Look through the material below and count the lines with the string "this". Report only the count.
----------------------------------------
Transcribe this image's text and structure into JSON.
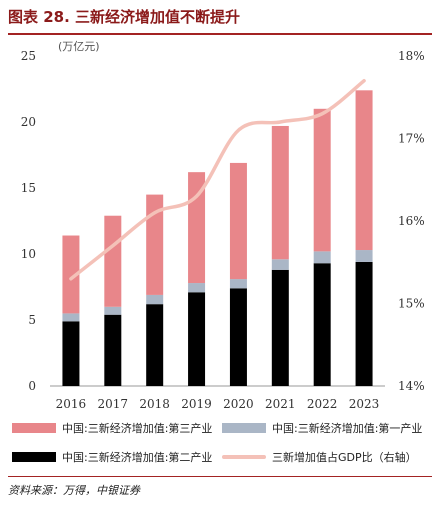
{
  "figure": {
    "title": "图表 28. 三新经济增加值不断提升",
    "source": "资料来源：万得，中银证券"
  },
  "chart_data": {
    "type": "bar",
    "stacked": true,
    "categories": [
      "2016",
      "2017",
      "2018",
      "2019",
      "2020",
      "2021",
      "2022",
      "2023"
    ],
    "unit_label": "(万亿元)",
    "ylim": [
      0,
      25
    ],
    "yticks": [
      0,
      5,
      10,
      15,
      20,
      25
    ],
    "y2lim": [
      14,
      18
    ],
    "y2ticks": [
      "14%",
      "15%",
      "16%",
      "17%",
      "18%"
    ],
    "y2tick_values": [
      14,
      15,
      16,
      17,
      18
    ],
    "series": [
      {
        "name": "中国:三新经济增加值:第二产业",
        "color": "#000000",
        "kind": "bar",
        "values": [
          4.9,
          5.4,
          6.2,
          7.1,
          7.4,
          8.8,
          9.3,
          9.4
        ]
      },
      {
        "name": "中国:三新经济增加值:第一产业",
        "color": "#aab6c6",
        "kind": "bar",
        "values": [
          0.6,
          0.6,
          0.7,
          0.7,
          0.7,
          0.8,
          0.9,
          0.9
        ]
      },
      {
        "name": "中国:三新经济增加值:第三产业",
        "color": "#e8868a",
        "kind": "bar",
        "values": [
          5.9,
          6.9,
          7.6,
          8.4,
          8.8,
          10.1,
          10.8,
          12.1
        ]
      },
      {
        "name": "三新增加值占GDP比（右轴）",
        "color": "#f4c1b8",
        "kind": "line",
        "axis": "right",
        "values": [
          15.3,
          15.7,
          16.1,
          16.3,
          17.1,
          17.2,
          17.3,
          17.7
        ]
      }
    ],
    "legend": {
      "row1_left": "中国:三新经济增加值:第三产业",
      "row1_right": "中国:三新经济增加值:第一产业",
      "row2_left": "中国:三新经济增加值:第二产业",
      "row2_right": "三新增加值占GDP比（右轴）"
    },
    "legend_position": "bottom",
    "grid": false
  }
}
----------------------------------------
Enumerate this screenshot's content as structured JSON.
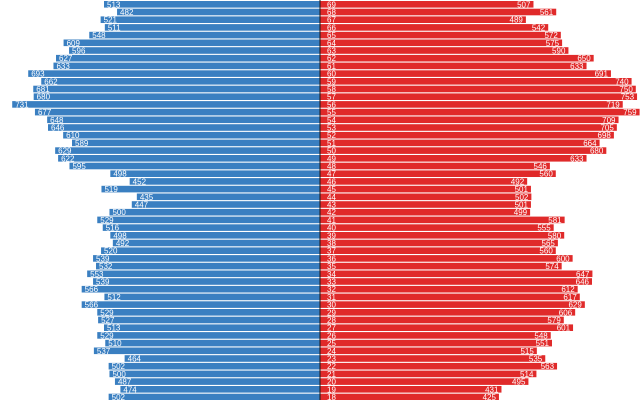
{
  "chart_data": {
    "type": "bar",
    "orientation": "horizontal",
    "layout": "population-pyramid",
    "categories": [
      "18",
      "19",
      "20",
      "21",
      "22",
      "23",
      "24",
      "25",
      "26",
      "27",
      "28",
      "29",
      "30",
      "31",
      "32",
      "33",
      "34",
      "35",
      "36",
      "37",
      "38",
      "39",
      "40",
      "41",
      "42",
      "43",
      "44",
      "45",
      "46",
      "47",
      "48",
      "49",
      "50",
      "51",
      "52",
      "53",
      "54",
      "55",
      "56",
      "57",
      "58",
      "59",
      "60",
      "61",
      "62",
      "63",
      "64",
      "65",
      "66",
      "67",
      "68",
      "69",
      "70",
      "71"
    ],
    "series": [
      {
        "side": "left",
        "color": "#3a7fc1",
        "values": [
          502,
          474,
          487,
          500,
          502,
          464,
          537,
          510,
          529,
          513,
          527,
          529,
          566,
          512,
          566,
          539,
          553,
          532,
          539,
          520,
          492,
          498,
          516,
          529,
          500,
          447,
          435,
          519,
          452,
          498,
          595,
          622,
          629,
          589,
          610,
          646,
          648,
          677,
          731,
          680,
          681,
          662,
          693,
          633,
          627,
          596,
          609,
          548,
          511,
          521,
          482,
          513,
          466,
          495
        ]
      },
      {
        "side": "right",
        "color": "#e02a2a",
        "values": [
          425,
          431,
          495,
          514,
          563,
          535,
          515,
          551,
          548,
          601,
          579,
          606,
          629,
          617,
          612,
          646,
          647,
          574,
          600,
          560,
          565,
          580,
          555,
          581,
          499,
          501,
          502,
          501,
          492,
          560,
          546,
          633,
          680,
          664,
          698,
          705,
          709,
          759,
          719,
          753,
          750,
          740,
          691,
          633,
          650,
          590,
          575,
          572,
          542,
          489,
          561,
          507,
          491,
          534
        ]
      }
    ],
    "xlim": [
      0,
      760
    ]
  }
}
----------------------------------------
SOLVED EXERCISE:
2